● **Data listing**
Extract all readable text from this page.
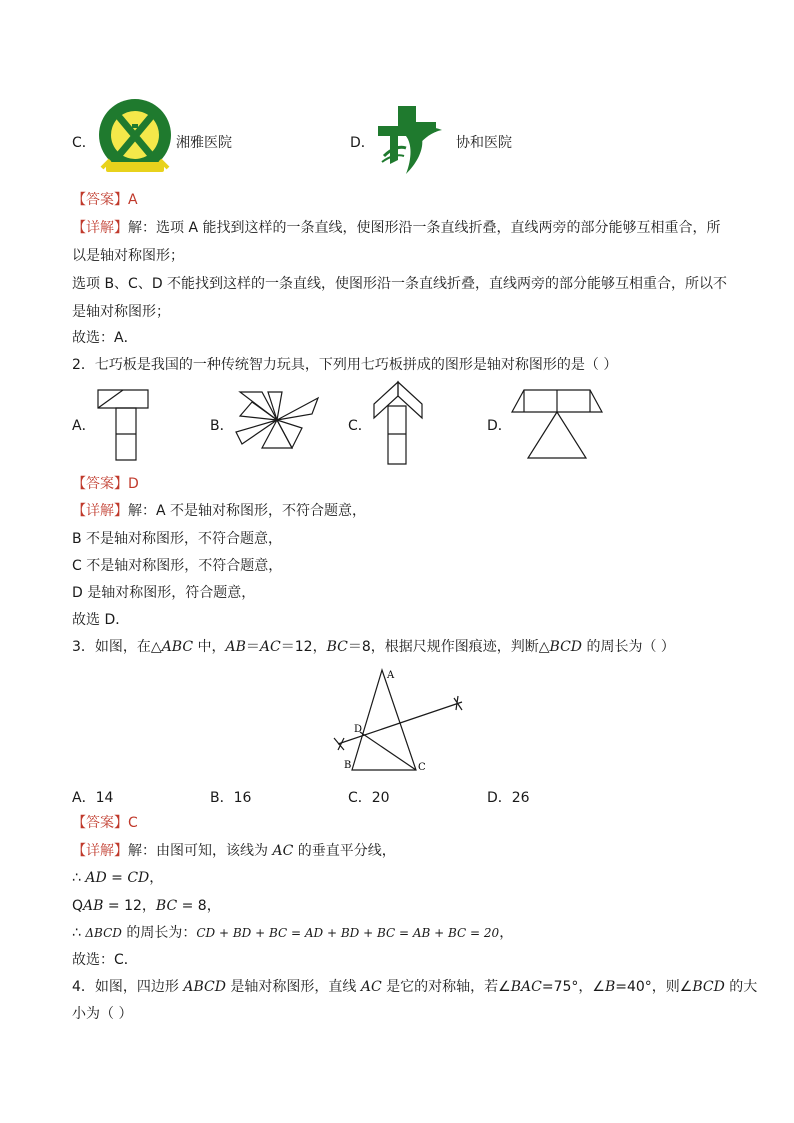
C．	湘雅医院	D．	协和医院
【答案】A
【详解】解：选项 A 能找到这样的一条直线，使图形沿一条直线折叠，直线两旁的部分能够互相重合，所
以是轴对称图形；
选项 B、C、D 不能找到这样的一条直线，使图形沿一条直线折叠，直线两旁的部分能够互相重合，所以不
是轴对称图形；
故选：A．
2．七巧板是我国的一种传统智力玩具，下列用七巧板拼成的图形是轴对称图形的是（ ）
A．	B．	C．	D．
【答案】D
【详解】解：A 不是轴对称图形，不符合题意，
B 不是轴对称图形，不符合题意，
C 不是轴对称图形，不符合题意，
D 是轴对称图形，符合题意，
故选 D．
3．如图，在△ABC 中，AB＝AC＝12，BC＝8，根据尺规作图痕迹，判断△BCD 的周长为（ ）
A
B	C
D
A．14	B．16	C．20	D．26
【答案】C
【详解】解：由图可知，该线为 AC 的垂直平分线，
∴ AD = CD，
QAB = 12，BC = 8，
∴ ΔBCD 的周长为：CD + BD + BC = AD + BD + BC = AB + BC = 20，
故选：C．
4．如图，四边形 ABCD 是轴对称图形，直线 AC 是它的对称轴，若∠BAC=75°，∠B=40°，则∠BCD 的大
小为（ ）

● **Exercise directions**
Every line in the data that holds "的周长为" should be copied out.

● **Reply to the exercise**
3．如图，在△ABC 中，AB＝AC＝12，BC＝8，根据尺规作图痕迹，判断△BCD 的周长为（ ）
∴ ΔBCD 的周长为：CD + BD + BC = AD + BD + BC = AB + BC = 20，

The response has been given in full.